▶ _Given task_: Copy every line of the records below that holds the word "document".
------------------------
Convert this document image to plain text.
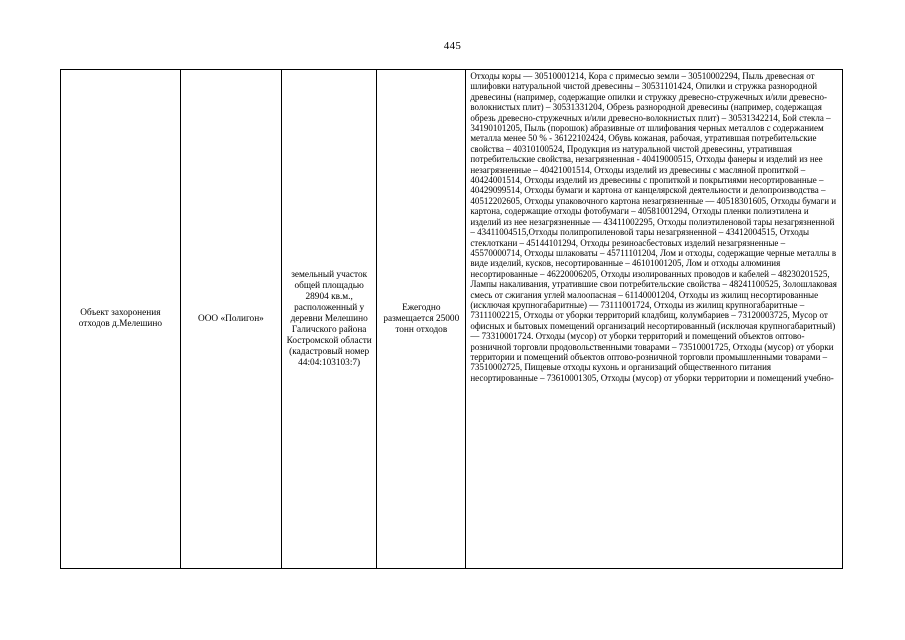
445
Объект захоронения отходов д.Мелешино	ООО «Полигон»	земельный участок общей площадью 28904 кв.м., расположенный у деревни Мелешино Галичского района Костромской области (кадастровый номер 44:04:103103:7)	Ежегодно размещается 25000 тонн отходов	Отходы коры — 30510001214, Кора с примесью земли – 30510002294, Пыль древесная от шлифовки натуральной чистой древесины – 30531101424, Опилки и стружка разнородной древесины (например, содержащие опилки и стружку древесно-стружечных и/или древесно-волокнистых плит) – 30531331204, Обрезь разнородной древесины (например, содержащая обрезь древесно-стружечных и/или древесно-волокнистых плит) – 30531342214, Бой стекла – 34190101205, Пыль (порошок) абразивные от шлифования черных металлов с содержанием металла менее 50 % - 36122102424, Обувь кожаная, рабочая, утратившая потребительские свойства – 40310100524, Продукция из натуральной чистой древесины, утратившая потребительские свойства, незагрязненная - 40419000515, Отходы фанеры и изделий из нее незагрязненные – 40421001514, Отходы изделий из древесины с масляной пропиткой – 40424001514, Отходы изделий из древесины с пропиткой и покрытиями несортированные – 40429099514, Отходы бумаги и картона от канцелярской деятельности и делопроизводства – 40512202605, Отходы упаковочного картона незагрязненные — 40518301605, Отходы бумаги и картона, содержащие отходы фотобумаги – 40581001294, Отходы пленки полиэтилена и изделий из нее незагрязненные — 43411002295, Отходы полиэтиленовой тары незагрязненной – 43411004515,Отходы полипропиленовой тары незагрязненной – 43412004515, Отходы стеклоткани – 45144101294, Отходы резиноасбестовых изделий незагрязненные – 45570000714, Отходы шлаковаты – 45711101204, Лом и отходы, содержащие черные металлы в виде изделий, кусков, несортированные – 46101001205, Лом и отходы алюминия несортированные – 46220006205, Отходы изолированных проводов и кабелей – 48230201525, Лампы накаливания, утратившие свои потребительские свойства – 48241100525, Золошлаковая смесь от сжигания углей малоопасная – 61140001204, Отходы из жилищ несортированные (исключая крупногабаритные) — 73111001724, Отходы из жилищ крупногабаритные – 73111002215, Отходы от уборки территорий кладбищ, колумбариев – 73120003725, Мусор от офисных и бытовых помещений организаций несортированный (исключая крупногабаритный)— 73310001724. Отходы (мусор) от уборки территорий и помещений объектов оптово-розничной торговли продовольственными товарами – 73510001725, Отходы (мусор) от уборки территории и помещений объектов оптово-розничной торговли промышленными товарами – 73510002725, Пищевые отходы кухонь и организаций общественного питания несортированные – 73610001305, Отходы (мусор) от уборки территории и помещений учебно-
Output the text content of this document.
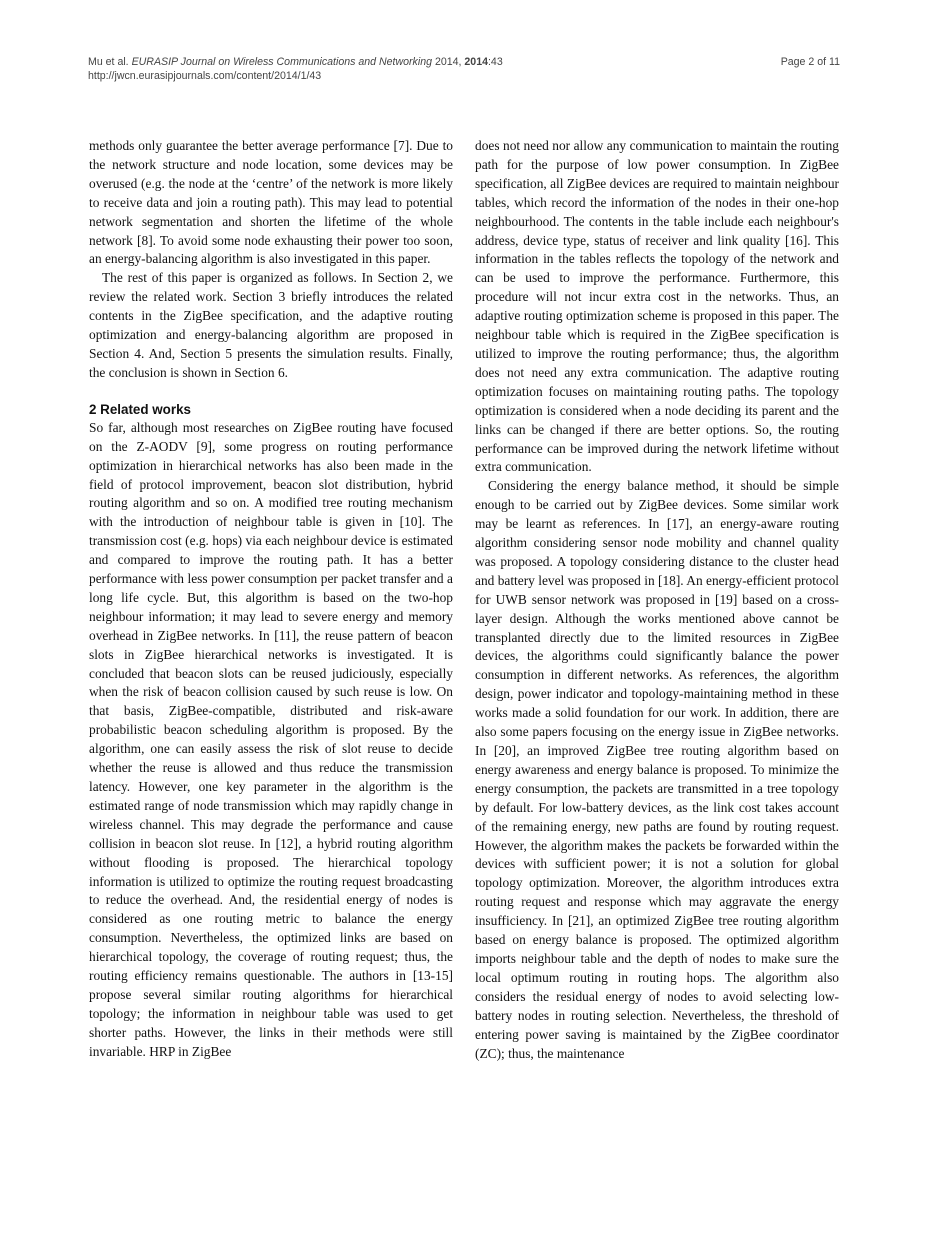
Mu et al. EURASIP Journal on Wireless Communications and Networking 2014, 2014:43	Page 2 of 11
http://jwcn.eurasipjournals.com/content/2014/1/43

methods only guarantee the better average performance [7]. Due to the network structure and node location, some devices may be overused (e.g. the node at the ‘centre’ of the network is more likely to receive data and join a routing path). This may lead to potential network segmentation and shorten the lifetime of the whole network [8]. To avoid some node exhausting their power too soon, an energy-balancing algorithm is also investigated in this paper.

The rest of this paper is organized as follows. In Section 2, we review the related work. Section 3 briefly introduces the related contents in the ZigBee specification, and the adaptive routing optimization and energy-balancing algorithm are proposed in Section 4. And, Section 5 presents the simulation results. Finally, the conclusion is shown in Section 6.

2 Related works

So far, although most researches on ZigBee routing have focused on the Z-AODV [9], some progress on routing performance optimization in hierarchical networks has also been made in the field of protocol improvement, beacon slot distribution, hybrid routing algorithm and so on. A modified tree routing mechanism with the introduction of neighbour table is given in [10]. The transmission cost (e.g. hops) via each neighbour device is estimated and compared to improve the routing path. It has a better performance with less power consumption per packet transfer and a long life cycle. But, this algorithm is based on the two-hop neighbour information; it may lead to severe energy and memory overhead in ZigBee networks. In [11], the reuse pattern of beacon slots in ZigBee hierarchical networks is investigated. It is concluded that beacon slots can be reused judiciously, especially when the risk of beacon collision caused by such reuse is low. On that basis, ZigBee-compatible, distributed and risk-aware probabilistic beacon scheduling algorithm is proposed. By the algorithm, one can easily assess the risk of slot reuse to decide whether the reuse is allowed and thus reduce the transmission latency. However, one key parameter in the algorithm is the estimated range of node transmission which may rapidly change in wireless channel. This may degrade the performance and cause collision in beacon slot reuse. In [12], a hybrid routing algorithm without flooding is proposed. The hierarchical topology information is utilized to optimize the routing request broadcasting to reduce the overhead. And, the residential energy of nodes is considered as one routing metric to balance the energy consumption. Nevertheless, the optimized links are based on hierarchical topology, the coverage of routing request; thus, the routing efficiency remains questionable. The authors in [13-15] propose several similar routing algorithms for hierarchical topology; the information in neighbour table was used to get shorter paths. However, the links in their methods were still invariable. HRP in ZigBee

does not need nor allow any communication to maintain the routing path for the purpose of low power consumption. In ZigBee specification, all ZigBee devices are required to maintain neighbour tables, which record the information of the nodes in their one-hop neighbourhood. The contents in the table include each neighbour's address, device type, status of receiver and link quality [16]. This information in the tables reflects the topology of the network and can be used to improve the performance. Furthermore, this procedure will not incur extra cost in the networks. Thus, an adaptive routing optimization scheme is proposed in this paper. The neighbour table which is required in the ZigBee specification is utilized to improve the routing performance; thus, the algorithm does not need any extra communication. The adaptive routing optimization focuses on maintaining routing paths. The topology optimization is considered when a node deciding its parent and the links can be changed if there are better options. So, the routing performance can be improved during the network lifetime without extra communication.

Considering the energy balance method, it should be simple enough to be carried out by ZigBee devices. Some similar work may be learnt as references. In [17], an energy-aware routing algorithm considering sensor node mobility and channel quality was proposed. A topology considering distance to the cluster head and battery level was proposed in [18]. An energy-efficient protocol for UWB sensor network was proposed in [19] based on a cross-layer design. Although the works mentioned above cannot be transplanted directly due to the limited resources in ZigBee devices, the algorithms could significantly balance the power consumption in different networks. As references, the algorithm design, power indicator and topology-maintaining method in these works made a solid foundation for our work. In addition, there are also some papers focusing on the energy issue in ZigBee networks. In [20], an improved ZigBee tree routing algorithm based on energy awareness and energy balance is proposed. To minimize the energy consumption, the packets are transmitted in a tree topology by default. For low-battery devices, as the link cost takes account of the remaining energy, new paths are found by routing request. However, the algorithm makes the packets be forwarded within the devices with sufficient power; it is not a solution for global topology optimization. Moreover, the algorithm introduces extra routing request and response which may aggravate the energy insufficiency. In [21], an optimized ZigBee tree routing algorithm based on energy balance is proposed. The optimized algorithm imports neighbour table and the depth of nodes to make sure the local optimum routing in routing hops. The algorithm also considers the residual energy of nodes to avoid selecting low-battery nodes in routing selection. Nevertheless, the threshold of entering power saving is maintained by the ZigBee coordinator (ZC); thus, the maintenance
------------------------
▶ _Written answer_:
Convert this document image to plain text.
Output the text content of this document.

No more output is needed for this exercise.